Page content records:
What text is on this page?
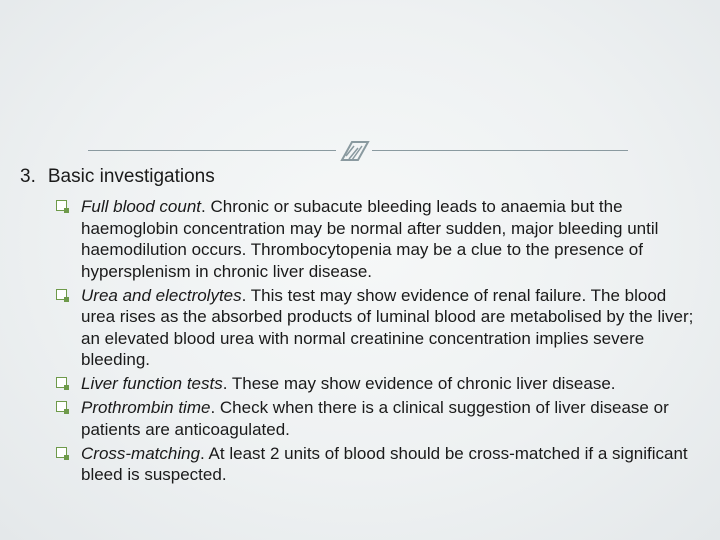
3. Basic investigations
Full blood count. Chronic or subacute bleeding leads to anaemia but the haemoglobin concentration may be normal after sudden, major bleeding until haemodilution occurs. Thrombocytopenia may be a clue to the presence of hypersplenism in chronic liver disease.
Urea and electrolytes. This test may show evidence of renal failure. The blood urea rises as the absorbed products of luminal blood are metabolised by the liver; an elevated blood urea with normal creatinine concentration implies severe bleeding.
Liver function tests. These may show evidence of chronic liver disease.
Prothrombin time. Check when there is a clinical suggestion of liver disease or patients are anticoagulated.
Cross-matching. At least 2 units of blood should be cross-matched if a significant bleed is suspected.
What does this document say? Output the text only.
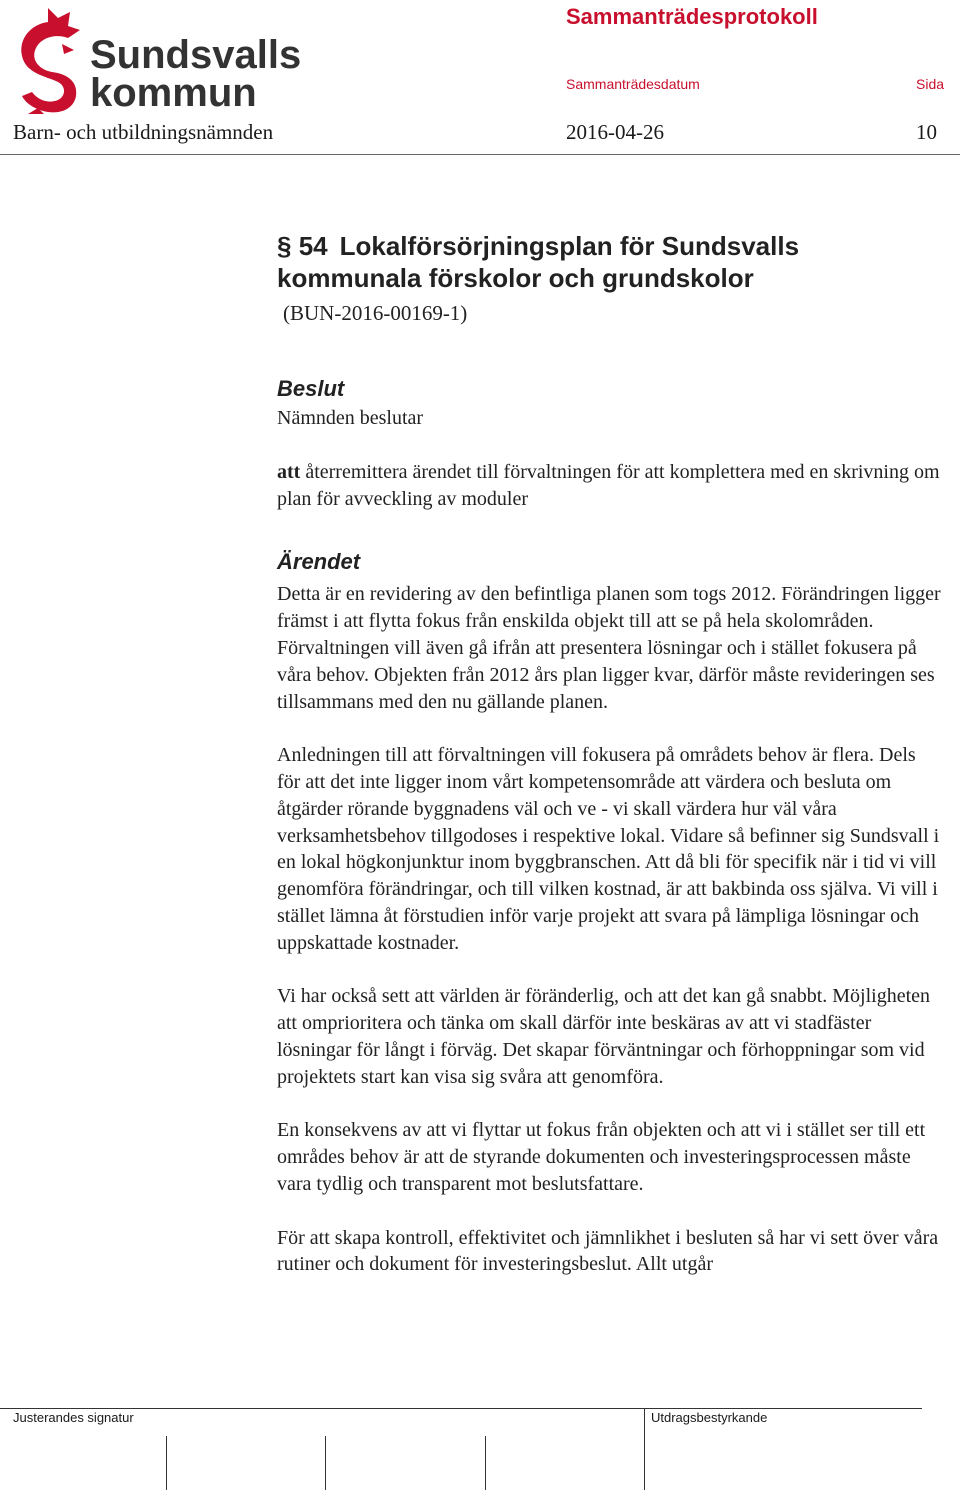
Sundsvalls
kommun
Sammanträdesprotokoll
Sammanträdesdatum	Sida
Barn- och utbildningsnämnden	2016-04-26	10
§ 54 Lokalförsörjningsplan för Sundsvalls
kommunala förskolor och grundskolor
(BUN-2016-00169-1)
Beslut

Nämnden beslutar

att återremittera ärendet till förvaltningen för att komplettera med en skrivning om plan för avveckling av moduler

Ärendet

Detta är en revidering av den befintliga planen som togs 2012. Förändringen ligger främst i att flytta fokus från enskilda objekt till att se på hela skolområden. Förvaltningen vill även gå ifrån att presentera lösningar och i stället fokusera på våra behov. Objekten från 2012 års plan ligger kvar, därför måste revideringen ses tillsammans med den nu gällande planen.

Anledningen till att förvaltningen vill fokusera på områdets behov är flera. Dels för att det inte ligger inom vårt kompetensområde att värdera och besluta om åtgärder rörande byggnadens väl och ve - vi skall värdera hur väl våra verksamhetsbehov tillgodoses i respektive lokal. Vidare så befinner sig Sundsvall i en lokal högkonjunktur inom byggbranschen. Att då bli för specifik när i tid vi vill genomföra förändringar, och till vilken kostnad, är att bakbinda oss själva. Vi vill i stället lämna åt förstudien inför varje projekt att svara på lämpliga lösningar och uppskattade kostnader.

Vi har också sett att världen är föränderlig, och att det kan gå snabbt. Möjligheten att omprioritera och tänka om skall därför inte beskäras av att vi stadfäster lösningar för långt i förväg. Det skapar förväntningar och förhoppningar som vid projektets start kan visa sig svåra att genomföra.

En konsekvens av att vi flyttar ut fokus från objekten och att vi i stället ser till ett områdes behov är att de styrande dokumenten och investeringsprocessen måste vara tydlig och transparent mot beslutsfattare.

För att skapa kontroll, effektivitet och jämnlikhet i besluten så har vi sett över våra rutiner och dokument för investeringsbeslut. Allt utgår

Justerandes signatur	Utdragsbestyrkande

Prompt :: Above are the records; copy every one of them exactly and omit the images.

Solution to this task ::
What text is on this page?
3. Basic investigations
Full blood count. Chronic or subacute bleeding leads to anaemia but the haemoglobin concentration may be normal after sudden, major bleeding until haemodilution occurs. Thrombocytopenia may be a clue to the presence of hypersplenism in chronic liver disease.
Urea and electrolytes. This test may show evidence of renal failure. The blood urea rises as the absorbed products of luminal blood are metabolised by the liver; an elevated blood urea with normal creatinine concentration implies severe bleeding.
Liver function tests. These may show evidence of chronic liver disease.
Prothrombin time. Check when there is a clinical suggestion of liver disease or patients are anticoagulated.
Cross-matching. At least 2 units of blood should be cross-matched if a significant bleed is suspected.
What does this document say? Output the text only.
Sundsvalls
kommun
Sammanträdesprotokoll
Sammanträdesdatum	Sida
Barn- och utbildningsnämnden	2016-04-26	10
§ 54 Lokalförsörjningsplan för Sundsvalls
kommunala förskolor och grundskolor
(BUN-2016-00169-1)
Beslut

Nämnden beslutar

att återremittera ärendet till förvaltningen för att komplettera med en skrivning om plan för avveckling av moduler

Ärendet

Detta är en revidering av den befintliga planen som togs 2012. Förändringen ligger främst i att flytta fokus från enskilda objekt till att se på hela skolområden. Förvaltningen vill även gå ifrån att presentera lösningar och i stället fokusera på våra behov. Objekten från 2012 års plan ligger kvar, därför måste revideringen ses tillsammans med den nu gällande planen.

Anledningen till att förvaltningen vill fokusera på områdets behov är flera. Dels för att det inte ligger inom vårt kompetensområde att värdera och besluta om åtgärder rörande byggnadens väl och ve - vi skall värdera hur väl våra verksamhetsbehov tillgodoses i respektive lokal. Vidare så befinner sig Sundsvall i en lokal högkonjunktur inom byggbranschen. Att då bli för specifik när i tid vi vill genomföra förändringar, och till vilken kostnad, är att bakbinda oss själva. Vi vill i stället lämna åt förstudien inför varje projekt att svara på lämpliga lösningar och uppskattade kostnader.

Vi har också sett att världen är föränderlig, och att det kan gå snabbt. Möjligheten att omprioritera och tänka om skall därför inte beskäras av att vi stadfäster lösningar för långt i förväg. Det skapar förväntningar och förhoppningar som vid projektets start kan visa sig svåra att genomföra.

En konsekvens av att vi flyttar ut fokus från objekten och att vi i stället ser till ett områdes behov är att de styrande dokumenten och investeringsprocessen måste vara tydlig och transparent mot beslutsfattare.

För att skapa kontroll, effektivitet och jämnlikhet i besluten så har vi sett över våra rutiner och dokument för investeringsbeslut. Allt utgår

Justerandes signatur	Utdragsbestyrkande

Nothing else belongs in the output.